## start
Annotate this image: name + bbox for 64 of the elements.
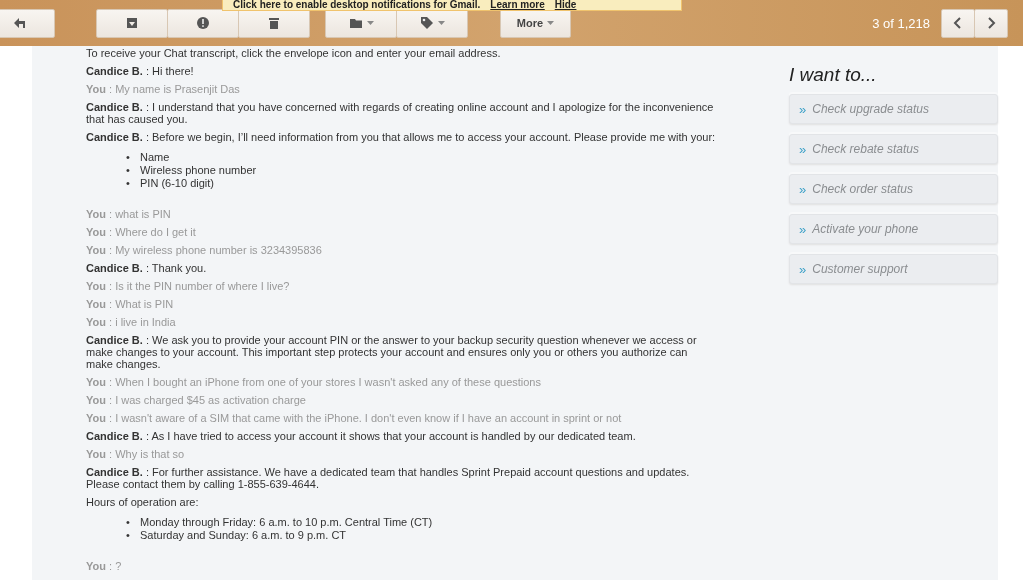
- chat-message: You : My wireless phone number is 3234395836: [86, 244, 323, 256]
- notification-link[interactable]: Learn more: [490, 0, 545, 10]
- bullet-item: Wireless phone number: [140, 164, 257, 177]
- archive-icon: [125, 16, 139, 30]
- reply-arrow-icon: [12, 16, 26, 30]
- chat-message: You : I wasn't aware of a SIM that came with the iPhone. I don't even know if I have an account in sprint or not: [86, 412, 623, 424]
- trash-icon: [267, 16, 281, 30]
- chat-message: You : What is PIN: [86, 298, 175, 310]
- chevron-marker: »: [799, 141, 807, 157]
- notification-link[interactable]: Hide: [554, 0, 577, 10]
- chat-message: Candice B. : We ask you to provide your account PIN or the answer to your backup security question whenever we access or make changes to your account. This important step protects your account and ensures only you or others you authorize can make changes.: [86, 334, 698, 370]
- chevron-marker: »: [799, 261, 807, 277]
- bullet-item: Saturday and Sunday: 6 a.m. to 9 p.m. CT: [140, 529, 347, 542]
- chat-message: Candice B. : Hi there!: [86, 65, 195, 77]
- bullet-item: PIN (6-10 digit): [140, 177, 214, 190]
- chevron-marker: »: [799, 101, 807, 117]
- chat-message: You : Is it the PIN number of where I live?: [86, 280, 291, 292]
- action-label: Check upgrade status: [812, 102, 929, 116]
- chat-message: You : what is PIN: [86, 208, 172, 220]
- toolbar-button[interactable]: [0, 8, 55, 38]
- bullet-item: Monday through Friday: 6 a.m. to 10 p.m. Central Time (CT): [140, 516, 433, 529]
- bullet-marker: •: [126, 151, 131, 164]
- chat-message: Candice B. : Before we begin, I’ll need information from you that allows me to access your account. Please provide me with your:: [86, 131, 717, 143]
- chat-message: You : Why is that so: [86, 448, 186, 460]
- action-label: Customer support: [812, 262, 908, 276]
- action-label: Check order status: [812, 182, 913, 196]
- chat-message: You : My name is Prasenjit Das: [86, 83, 241, 95]
- folder-icon: [348, 16, 363, 30]
- chat-message: Candice B. : As I have tried to access your account it shows that your account is handled by our dedicated team.: [86, 430, 637, 442]
- chevron-marker: »: [799, 181, 807, 197]
- next-button[interactable]: [974, 8, 1008, 38]
- previous-button[interactable]: [941, 8, 975, 38]
- report-spam-icon: [196, 16, 210, 30]
- caret-icon: [437, 21, 445, 25]
- chat-message: You : i live in India: [86, 316, 177, 328]
- bullet-item: Name: [140, 151, 170, 164]
- chat-message: Candice B. : For further assistance. We have a dedicated team that handles Sprint Prepaid account questions and updates. Please contact them by calling 1-855-639-4644.: [86, 466, 691, 490]
- chat-message: You : ?: [86, 560, 123, 572]
- action-label: Check rebate status: [812, 142, 919, 156]
- action-link[interactable]: » Customer support: [789, 254, 998, 284]
- notification-text: Click here to enable desktop notifications for Gmail.: [233, 0, 481, 10]
- action-link[interactable]: » Activate your phone: [789, 214, 998, 244]
- action-link[interactable]: » Check upgrade status: [789, 94, 998, 124]
- chevron-marker: »: [799, 221, 807, 237]
- caret-icon: [366, 21, 374, 25]
- bullet-marker: •: [126, 529, 131, 542]
- info-text: Hours of operation are:: [86, 496, 200, 508]
- message-counter: 3 of 1,218: [872, 15, 930, 31]
- bullet-marker: •: [126, 164, 131, 177]
- action-link[interactable]: » Check order status: [789, 174, 998, 204]
- chat-message: Candice B. : Thank you.: [86, 262, 208, 274]
- toolbar-button[interactable]: [96, 8, 168, 38]
- chat-message: Candice B. : I understand that you have concerned with regards of creating online account and I apologize for the inconvenience that has caused you.: [86, 101, 715, 125]
- bullet-marker: •: [126, 516, 131, 529]
- chat-message: You : Where do I get it: [86, 226, 197, 238]
- action-label: Activate your phone: [812, 222, 919, 236]
- bullet-marker: •: [126, 177, 131, 190]
- toolbar-button[interactable]: [167, 8, 239, 38]
- tag-icon: [419, 16, 434, 30]
- sidebar-title: I want to...: [789, 64, 878, 86]
- chat-message: You : I was charged $45 as activation charge: [86, 394, 307, 406]
- action-link[interactable]: » Check rebate status: [789, 134, 998, 164]
- intro-text: To receive your Chat transcript, click the envelope icon and enter your email address.: [86, 47, 502, 59]
- caret-icon: [547, 21, 555, 25]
## end
> _Given problem_
Set out every line of the records above as a numbered list, skipping any blank lines. Leave the pictures out.

> _Reply_
1. Annotate this image: name + bbox for 64 of the elements.
2. - chat-message: You : My wireless phone number is 3234395836: [86, 244, 323, 256]
3. - notification-link[interactable]: Learn more: [490, 0, 545, 10]
4. - bullet-item: Wireless phone number: [140, 164, 257, 177]
5. - archive-icon: [125, 16, 139, 30]
6. - reply-arrow-icon: [12, 16, 26, 30]
7. - chat-message: You : I wasn't aware of a SIM that came with the iPhone. I don't even know if I have an account in sprint or not: [86, 412, 623, 424]
8. - trash-icon: [267, 16, 281, 30]
9. - chat-message: You : What is PIN: [86, 298, 175, 310]
10. - chevron-marker: »: [799, 141, 807, 157]
11. - notification-link[interactable]: Hide: [554, 0, 577, 10]
12. - chat-message: Candice B. : We ask you to provide your account PIN or the answer to your backup security question whenever we access or make changes to your account. This important step protects your account and ensures only you or others you authorize can make changes.: [86, 334, 698, 370]
13. - chevron-marker: »: [799, 261, 807, 277]
14. - bullet-item: Saturday and Sunday: 6 a.m. to 9 p.m. CT: [140, 529, 347, 542]
15. - chat-message: Candice B. : Hi there!: [86, 65, 195, 77]
16. - bullet-item: PIN (6-10 digit): [140, 177, 214, 190]
17. - chevron-marker: »: [799, 101, 807, 117]
18. - chat-message: You : Is it the PIN number of where I live?: [86, 280, 291, 292]
19. - action-label: Check upgrade status: [812, 102, 929, 116]
20. - chat-message: You : what is PIN: [86, 208, 172, 220]
21. - toolbar-button[interactable]: [0, 8, 55, 38]
22. - bullet-item: Monday through Friday: 6 a.m. to 10 p.m. Central Time (CT): [140, 516, 433, 529]
23. - bullet-marker: •: [126, 151, 131, 164]
24. - chat-message: Candice B. : Before we begin, I’ll need information from you that allows me to access your account. Please provide me with your:: [86, 131, 717, 143]
25. - chat-message: You : Why is that so: [86, 448, 186, 460]
26. - action-label: Customer support: [812, 262, 908, 276]
27. - action-label: Check order status: [812, 182, 913, 196]
28. - chat-message: You : My name is Prasenjit Das: [86, 83, 241, 95]
29. - folder-icon: [348, 16, 363, 30]
30. - chat-message: Candice B. : As I have tried to access your account it shows that your account is handled by our dedicated team.: [86, 430, 637, 442]
31. - chevron-marker: »: [799, 181, 807, 197]
32. - next-button[interactable]: [974, 8, 1008, 38]
33. - previous-button[interactable]: [941, 8, 975, 38]
34. - report-spam-icon: [196, 16, 210, 30]
35. - caret-icon: [437, 21, 445, 25]
36. - chat-message: You : i live in India: [86, 316, 177, 328]
37. - bullet-item: Name: [140, 151, 170, 164]
38. - chat-message: Candice B. : For further assistance. We have a dedicated team that handles Sprint Prepaid account questions and updates. Please contact them by calling 1-855-639-4644.: [86, 466, 691, 490]
39. - chat-message: You : ?: [86, 560, 123, 572]
40. - action-label: Check rebate status: [812, 142, 919, 156]
41. - action-link[interactable]: » Customer support: [789, 254, 998, 284]
42. - notification-text: Click here to enable desktop notifications for Gmail.: [233, 0, 481, 10]
43. - action-link[interactable]: » Activate your phone: [789, 214, 998, 244]
44. - action-link[interactable]: » Check upgrade status: [789, 94, 998, 124]
45. - chevron-marker: »: [799, 221, 807, 237]
46. - caret-icon: [366, 21, 374, 25]
47. - bullet-marker: •: [126, 529, 131, 542]
48. - info-text: Hours of operation are:: [86, 496, 200, 508]
49. - message-counter: 3 of 1,218: [872, 15, 930, 31]
50. - bullet-marker: •: [126, 164, 131, 177]
51. - action-link[interactable]: » Check order status: [789, 174, 998, 204]
52. - chat-message: Candice B. : Thank you.: [86, 262, 208, 274]
53. - toolbar-button[interactable]: [96, 8, 168, 38]
54. - chat-message: Candice B. : I understand that you have concerned with regards of creating online account and I apologize for the inconvenience that has caused you.: [86, 101, 715, 125]
55. - bullet-marker: •: [126, 516, 131, 529]
56. - chat-message: You : Where do I get it: [86, 226, 197, 238]
57. - action-label: Activate your phone: [812, 222, 919, 236]
58. - bullet-marker: •: [126, 177, 131, 190]
59. - toolbar-button[interactable]: [167, 8, 239, 38]
60. - tag-icon: [419, 16, 434, 30]
61. - sidebar-title: I want to...: [789, 64, 878, 86]
62. - chat-message: You : I was charged $45 as activation charge: [86, 394, 307, 406]
63. - action-link[interactable]: » Check rebate status: [789, 134, 998, 164]
64. - intro-text: To receive your Chat transcript, click the envelope icon and enter your email address.: [86, 47, 502, 59]
65. - caret-icon: [547, 21, 555, 25]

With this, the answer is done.